From the data that follows, report how many lines hold the string "JSON", giving only the number.

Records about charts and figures
▬▬▬▬▬▬▬▬▬▬
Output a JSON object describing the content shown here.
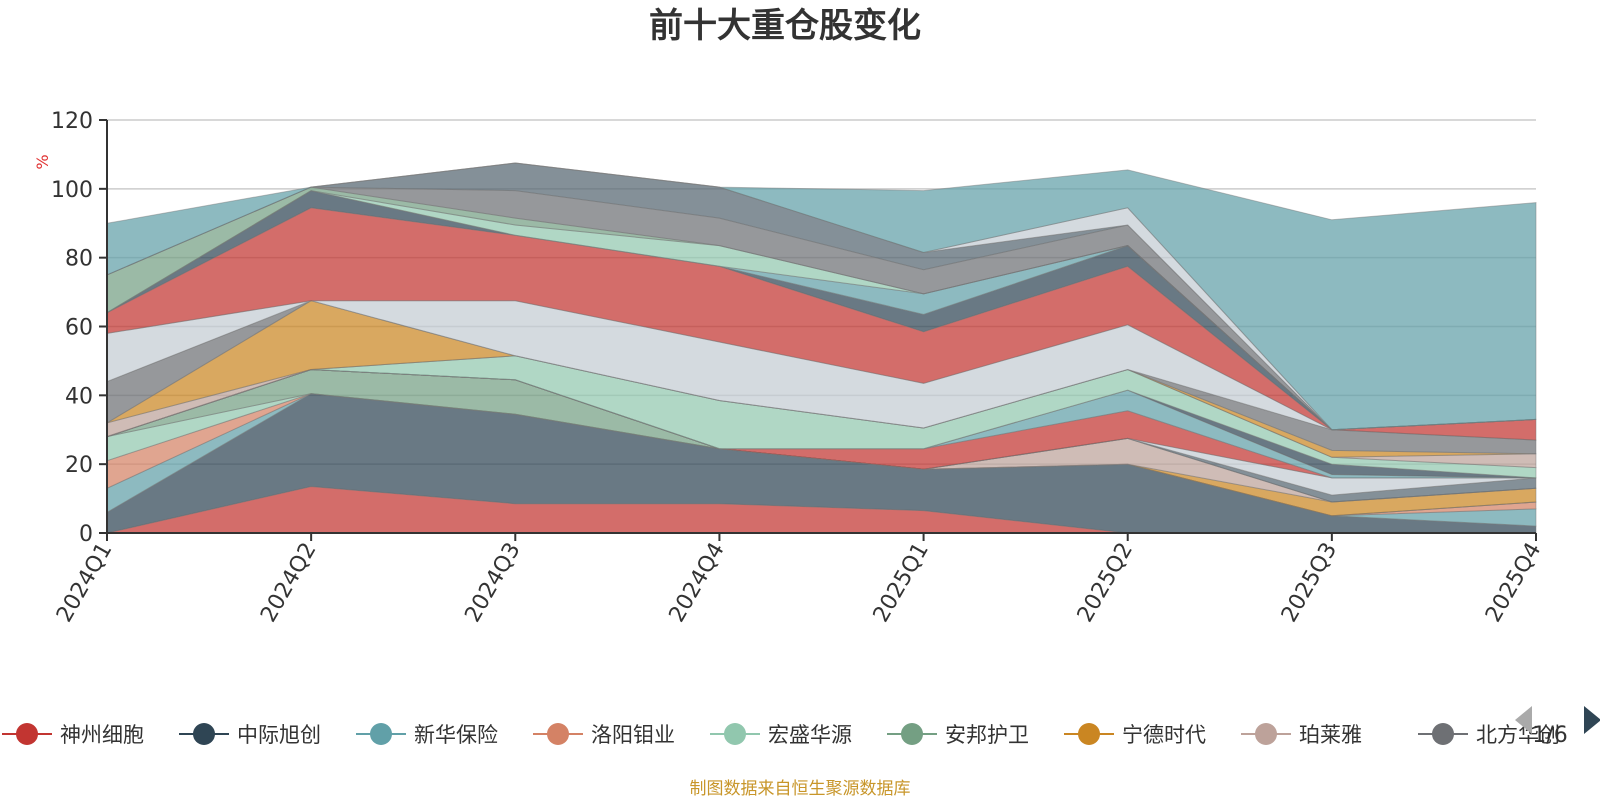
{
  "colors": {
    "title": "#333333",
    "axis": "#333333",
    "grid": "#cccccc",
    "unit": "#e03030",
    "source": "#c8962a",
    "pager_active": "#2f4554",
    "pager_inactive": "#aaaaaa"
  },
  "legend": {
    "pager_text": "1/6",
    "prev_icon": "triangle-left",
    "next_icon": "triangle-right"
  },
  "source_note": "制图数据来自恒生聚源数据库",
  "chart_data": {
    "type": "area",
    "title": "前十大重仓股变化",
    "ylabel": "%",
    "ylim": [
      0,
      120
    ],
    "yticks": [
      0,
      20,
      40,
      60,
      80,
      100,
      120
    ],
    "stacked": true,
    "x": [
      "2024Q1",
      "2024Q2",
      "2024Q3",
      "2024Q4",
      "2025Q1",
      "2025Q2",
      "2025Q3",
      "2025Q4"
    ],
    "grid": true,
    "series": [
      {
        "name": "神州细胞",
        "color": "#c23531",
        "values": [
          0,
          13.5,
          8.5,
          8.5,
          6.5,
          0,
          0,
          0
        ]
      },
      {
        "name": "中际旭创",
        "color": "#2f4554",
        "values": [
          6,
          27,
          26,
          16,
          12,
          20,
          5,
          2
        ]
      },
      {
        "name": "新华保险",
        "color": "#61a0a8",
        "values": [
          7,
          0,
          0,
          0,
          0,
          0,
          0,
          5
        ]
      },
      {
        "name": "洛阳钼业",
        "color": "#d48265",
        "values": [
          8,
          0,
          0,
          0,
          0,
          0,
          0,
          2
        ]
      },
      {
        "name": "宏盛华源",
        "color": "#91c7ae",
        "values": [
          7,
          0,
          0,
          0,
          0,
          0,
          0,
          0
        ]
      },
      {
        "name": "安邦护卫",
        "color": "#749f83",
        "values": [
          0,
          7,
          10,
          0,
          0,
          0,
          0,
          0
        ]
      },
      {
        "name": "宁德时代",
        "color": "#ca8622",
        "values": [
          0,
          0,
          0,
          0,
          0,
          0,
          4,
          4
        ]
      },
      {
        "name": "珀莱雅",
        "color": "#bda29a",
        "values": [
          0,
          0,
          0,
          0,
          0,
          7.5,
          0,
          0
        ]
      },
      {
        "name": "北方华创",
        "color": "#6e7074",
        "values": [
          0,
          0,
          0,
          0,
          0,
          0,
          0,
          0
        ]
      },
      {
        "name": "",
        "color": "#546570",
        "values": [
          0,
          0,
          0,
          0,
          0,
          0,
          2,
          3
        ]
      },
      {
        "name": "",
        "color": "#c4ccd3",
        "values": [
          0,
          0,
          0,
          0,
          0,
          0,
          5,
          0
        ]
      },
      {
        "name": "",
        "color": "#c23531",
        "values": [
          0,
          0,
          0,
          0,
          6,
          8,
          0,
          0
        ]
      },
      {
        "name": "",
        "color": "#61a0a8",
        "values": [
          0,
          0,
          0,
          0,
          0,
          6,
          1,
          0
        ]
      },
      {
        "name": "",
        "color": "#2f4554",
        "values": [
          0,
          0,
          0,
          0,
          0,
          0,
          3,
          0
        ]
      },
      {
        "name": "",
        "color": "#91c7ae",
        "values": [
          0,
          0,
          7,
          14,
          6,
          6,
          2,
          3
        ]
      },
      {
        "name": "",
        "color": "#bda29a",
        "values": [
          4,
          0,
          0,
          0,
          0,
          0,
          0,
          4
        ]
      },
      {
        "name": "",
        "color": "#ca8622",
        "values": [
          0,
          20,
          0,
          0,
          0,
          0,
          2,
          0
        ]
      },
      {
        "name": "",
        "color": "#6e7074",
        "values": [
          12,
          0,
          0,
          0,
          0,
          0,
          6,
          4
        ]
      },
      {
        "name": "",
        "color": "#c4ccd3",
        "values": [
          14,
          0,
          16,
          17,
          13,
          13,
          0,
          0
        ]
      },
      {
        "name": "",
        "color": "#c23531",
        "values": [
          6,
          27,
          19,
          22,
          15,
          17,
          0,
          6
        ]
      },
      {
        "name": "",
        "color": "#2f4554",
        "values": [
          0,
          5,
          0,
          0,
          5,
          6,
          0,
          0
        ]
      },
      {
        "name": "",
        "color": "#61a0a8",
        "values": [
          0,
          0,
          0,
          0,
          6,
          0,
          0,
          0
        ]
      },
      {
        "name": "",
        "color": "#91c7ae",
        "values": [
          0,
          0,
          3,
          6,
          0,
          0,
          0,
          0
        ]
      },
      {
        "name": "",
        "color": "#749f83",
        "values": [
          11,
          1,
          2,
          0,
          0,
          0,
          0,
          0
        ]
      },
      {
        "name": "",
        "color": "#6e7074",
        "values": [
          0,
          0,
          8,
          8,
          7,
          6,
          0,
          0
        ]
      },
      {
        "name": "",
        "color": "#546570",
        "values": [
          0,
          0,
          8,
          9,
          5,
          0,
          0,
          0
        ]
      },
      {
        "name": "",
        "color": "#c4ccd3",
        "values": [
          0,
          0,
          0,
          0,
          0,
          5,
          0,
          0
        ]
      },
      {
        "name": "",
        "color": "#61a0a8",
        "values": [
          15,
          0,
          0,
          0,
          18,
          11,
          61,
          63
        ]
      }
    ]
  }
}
▬▬▬▬▬▬▬▬▬▬
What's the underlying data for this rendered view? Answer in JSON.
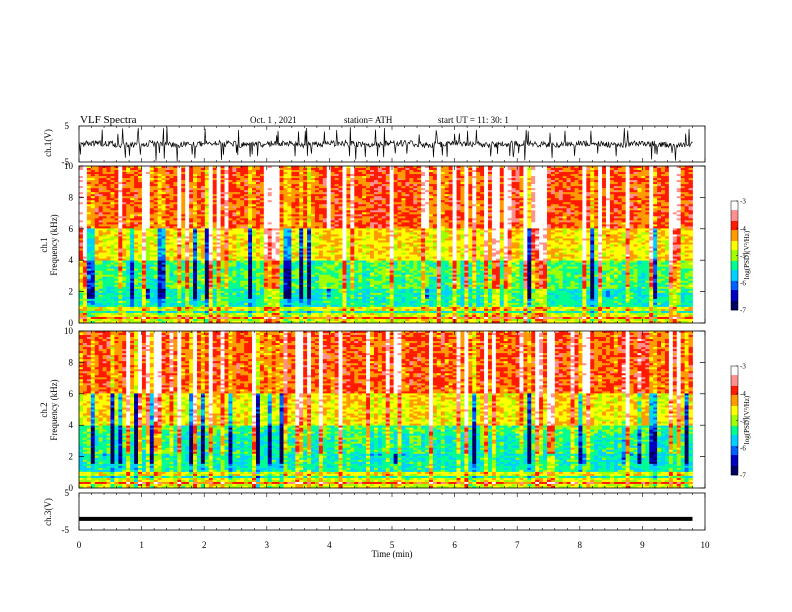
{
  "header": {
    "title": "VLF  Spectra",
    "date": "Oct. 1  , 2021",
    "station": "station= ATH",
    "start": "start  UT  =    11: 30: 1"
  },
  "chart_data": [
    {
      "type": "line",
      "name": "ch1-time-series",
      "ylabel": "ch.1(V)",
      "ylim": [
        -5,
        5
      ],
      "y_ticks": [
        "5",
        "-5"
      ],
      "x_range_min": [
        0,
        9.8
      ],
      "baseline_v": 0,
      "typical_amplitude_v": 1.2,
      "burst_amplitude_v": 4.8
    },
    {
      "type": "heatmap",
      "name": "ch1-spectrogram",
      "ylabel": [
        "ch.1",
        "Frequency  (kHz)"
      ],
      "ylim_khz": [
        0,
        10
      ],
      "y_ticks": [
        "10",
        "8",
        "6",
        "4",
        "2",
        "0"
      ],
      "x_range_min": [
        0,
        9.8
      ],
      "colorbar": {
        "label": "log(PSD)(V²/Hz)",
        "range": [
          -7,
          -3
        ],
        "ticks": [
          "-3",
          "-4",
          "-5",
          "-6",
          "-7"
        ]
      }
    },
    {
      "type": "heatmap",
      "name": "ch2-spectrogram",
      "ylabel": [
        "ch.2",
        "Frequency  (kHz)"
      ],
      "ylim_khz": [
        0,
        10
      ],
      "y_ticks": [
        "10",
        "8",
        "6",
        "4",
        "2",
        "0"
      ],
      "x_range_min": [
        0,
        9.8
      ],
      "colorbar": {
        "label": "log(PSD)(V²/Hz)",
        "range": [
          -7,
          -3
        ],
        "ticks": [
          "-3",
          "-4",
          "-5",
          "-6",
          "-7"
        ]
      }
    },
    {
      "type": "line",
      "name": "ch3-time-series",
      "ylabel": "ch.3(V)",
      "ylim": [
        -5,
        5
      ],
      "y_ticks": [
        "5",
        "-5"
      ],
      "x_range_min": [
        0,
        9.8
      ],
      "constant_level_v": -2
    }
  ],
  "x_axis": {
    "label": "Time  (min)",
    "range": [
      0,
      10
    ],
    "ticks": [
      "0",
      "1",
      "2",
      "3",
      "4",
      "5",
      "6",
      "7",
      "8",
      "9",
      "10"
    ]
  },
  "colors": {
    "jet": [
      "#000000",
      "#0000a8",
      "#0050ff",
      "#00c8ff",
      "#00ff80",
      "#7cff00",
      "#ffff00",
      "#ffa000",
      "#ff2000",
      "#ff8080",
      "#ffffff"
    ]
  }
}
▬▬▬▬▬▬▬▬▬▬
| SOLUTION TO THIS TASK |
2